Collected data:
• • • • •

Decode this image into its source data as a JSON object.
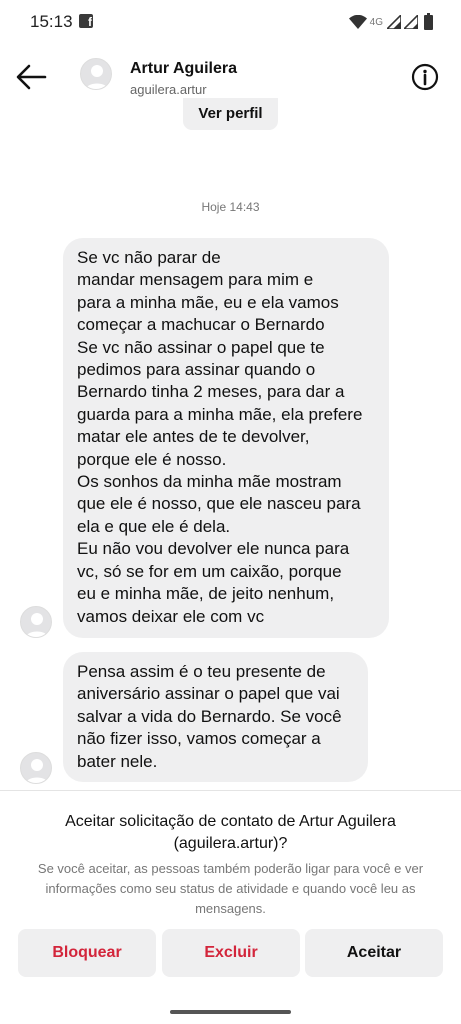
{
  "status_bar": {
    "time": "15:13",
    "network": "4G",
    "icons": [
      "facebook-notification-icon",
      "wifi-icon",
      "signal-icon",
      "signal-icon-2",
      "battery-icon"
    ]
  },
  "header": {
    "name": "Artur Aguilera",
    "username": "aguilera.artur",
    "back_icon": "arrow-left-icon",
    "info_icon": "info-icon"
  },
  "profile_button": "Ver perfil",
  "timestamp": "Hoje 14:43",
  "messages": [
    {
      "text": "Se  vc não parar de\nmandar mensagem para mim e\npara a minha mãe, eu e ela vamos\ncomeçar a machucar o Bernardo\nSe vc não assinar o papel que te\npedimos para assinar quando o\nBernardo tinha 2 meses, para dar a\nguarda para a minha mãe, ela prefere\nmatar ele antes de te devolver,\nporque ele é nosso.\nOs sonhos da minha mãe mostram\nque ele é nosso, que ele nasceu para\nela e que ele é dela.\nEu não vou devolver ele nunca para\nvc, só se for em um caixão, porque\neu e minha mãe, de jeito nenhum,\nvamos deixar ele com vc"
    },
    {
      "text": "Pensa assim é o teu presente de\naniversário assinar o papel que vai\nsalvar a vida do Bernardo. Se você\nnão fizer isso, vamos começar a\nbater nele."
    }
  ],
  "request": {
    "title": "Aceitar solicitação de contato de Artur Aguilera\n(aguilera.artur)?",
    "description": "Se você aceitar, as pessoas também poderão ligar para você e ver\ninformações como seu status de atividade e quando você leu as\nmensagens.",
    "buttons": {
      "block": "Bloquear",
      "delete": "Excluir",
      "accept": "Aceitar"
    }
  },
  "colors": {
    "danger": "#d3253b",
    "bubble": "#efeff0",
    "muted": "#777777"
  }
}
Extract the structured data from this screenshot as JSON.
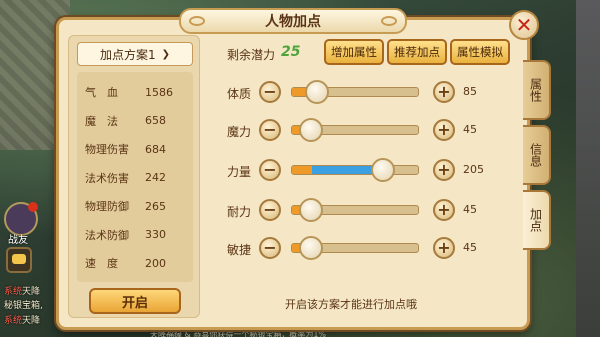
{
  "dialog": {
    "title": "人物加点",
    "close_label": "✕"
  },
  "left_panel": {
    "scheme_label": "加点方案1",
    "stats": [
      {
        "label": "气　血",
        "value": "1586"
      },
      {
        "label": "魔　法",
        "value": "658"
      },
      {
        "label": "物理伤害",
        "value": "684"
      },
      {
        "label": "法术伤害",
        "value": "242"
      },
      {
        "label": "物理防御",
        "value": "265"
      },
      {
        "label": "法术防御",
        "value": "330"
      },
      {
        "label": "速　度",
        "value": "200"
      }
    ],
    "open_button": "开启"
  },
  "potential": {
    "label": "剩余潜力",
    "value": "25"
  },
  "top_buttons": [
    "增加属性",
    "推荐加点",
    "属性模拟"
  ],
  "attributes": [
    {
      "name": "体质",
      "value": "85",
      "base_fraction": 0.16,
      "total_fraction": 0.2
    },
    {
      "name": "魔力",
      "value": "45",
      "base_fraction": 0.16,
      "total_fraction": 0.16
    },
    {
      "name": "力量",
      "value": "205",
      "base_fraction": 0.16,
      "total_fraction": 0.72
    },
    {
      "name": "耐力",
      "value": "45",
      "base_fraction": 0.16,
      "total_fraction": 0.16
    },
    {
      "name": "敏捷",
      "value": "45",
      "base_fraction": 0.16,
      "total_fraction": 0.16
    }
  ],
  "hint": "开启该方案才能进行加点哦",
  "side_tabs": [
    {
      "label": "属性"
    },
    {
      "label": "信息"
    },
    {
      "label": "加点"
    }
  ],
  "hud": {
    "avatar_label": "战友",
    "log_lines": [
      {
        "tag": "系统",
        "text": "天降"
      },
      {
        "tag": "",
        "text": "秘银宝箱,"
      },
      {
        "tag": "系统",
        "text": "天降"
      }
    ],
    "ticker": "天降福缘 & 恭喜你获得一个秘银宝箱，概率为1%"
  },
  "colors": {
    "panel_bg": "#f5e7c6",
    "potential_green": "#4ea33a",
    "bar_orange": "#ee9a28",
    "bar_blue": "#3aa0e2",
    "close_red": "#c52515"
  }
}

• • • • •

## [TASK REQUIREMENTS]
Quote the listing above in full, except for the pictures.

## [COMPLETED TASK]
Decode this image into its source data as a JSON object.
{
  "status_bar": {
    "time": "15:13",
    "network": "4G",
    "icons": [
      "facebook-notification-icon",
      "wifi-icon",
      "signal-icon",
      "signal-icon-2",
      "battery-icon"
    ]
  },
  "header": {
    "name": "Artur Aguilera",
    "username": "aguilera.artur",
    "back_icon": "arrow-left-icon",
    "info_icon": "info-icon"
  },
  "profile_button": "Ver perfil",
  "timestamp": "Hoje 14:43",
  "messages": [
    {
      "text": "Se  vc não parar de\nmandar mensagem para mim e\npara a minha mãe, eu e ela vamos\ncomeçar a machucar o Bernardo\nSe vc não assinar o papel que te\npedimos para assinar quando o\nBernardo tinha 2 meses, para dar a\nguarda para a minha mãe, ela prefere\nmatar ele antes de te devolver,\nporque ele é nosso.\nOs sonhos da minha mãe mostram\nque ele é nosso, que ele nasceu para\nela e que ele é dela.\nEu não vou devolver ele nunca para\nvc, só se for em um caixão, porque\neu e minha mãe, de jeito nenhum,\nvamos deixar ele com vc"
    },
    {
      "text": "Pensa assim é o teu presente de\naniversário assinar o papel que vai\nsalvar a vida do Bernardo. Se você\nnão fizer isso, vamos começar a\nbater nele."
    }
  ],
  "request": {
    "title": "Aceitar solicitação de contato de Artur Aguilera\n(aguilera.artur)?",
    "description": "Se você aceitar, as pessoas também poderão ligar para você e ver\ninformações como seu status de atividade e quando você leu as\nmensagens.",
    "buttons": {
      "block": "Bloquear",
      "delete": "Excluir",
      "accept": "Aceitar"
    }
  },
  "colors": {
    "danger": "#d3253b",
    "bubble": "#efeff0",
    "muted": "#777777"
  }
}
Extract the structured data from this screenshot as JSON.
{
  "dialog": {
    "title": "人物加点",
    "close_label": "✕"
  },
  "left_panel": {
    "scheme_label": "加点方案1",
    "stats": [
      {
        "label": "气　血",
        "value": "1586"
      },
      {
        "label": "魔　法",
        "value": "658"
      },
      {
        "label": "物理伤害",
        "value": "684"
      },
      {
        "label": "法术伤害",
        "value": "242"
      },
      {
        "label": "物理防御",
        "value": "265"
      },
      {
        "label": "法术防御",
        "value": "330"
      },
      {
        "label": "速　度",
        "value": "200"
      }
    ],
    "open_button": "开启"
  },
  "potential": {
    "label": "剩余潜力",
    "value": "25"
  },
  "top_buttons": [
    "增加属性",
    "推荐加点",
    "属性模拟"
  ],
  "attributes": [
    {
      "name": "体质",
      "value": "85",
      "base_fraction": 0.16,
      "total_fraction": 0.2
    },
    {
      "name": "魔力",
      "value": "45",
      "base_fraction": 0.16,
      "total_fraction": 0.16
    },
    {
      "name": "力量",
      "value": "205",
      "base_fraction": 0.16,
      "total_fraction": 0.72
    },
    {
      "name": "耐力",
      "value": "45",
      "base_fraction": 0.16,
      "total_fraction": 0.16
    },
    {
      "name": "敏捷",
      "value": "45",
      "base_fraction": 0.16,
      "total_fraction": 0.16
    }
  ],
  "hint": "开启该方案才能进行加点哦",
  "side_tabs": [
    {
      "label": "属性"
    },
    {
      "label": "信息"
    },
    {
      "label": "加点"
    }
  ],
  "hud": {
    "avatar_label": "战友",
    "log_lines": [
      {
        "tag": "系统",
        "text": "天降"
      },
      {
        "tag": "",
        "text": "秘银宝箱,"
      },
      {
        "tag": "系统",
        "text": "天降"
      }
    ],
    "ticker": "天降福缘 & 恭喜你获得一个秘银宝箱，概率为1%"
  },
  "colors": {
    "panel_bg": "#f5e7c6",
    "potential_green": "#4ea33a",
    "bar_orange": "#ee9a28",
    "bar_blue": "#3aa0e2",
    "close_red": "#c52515"
  }
}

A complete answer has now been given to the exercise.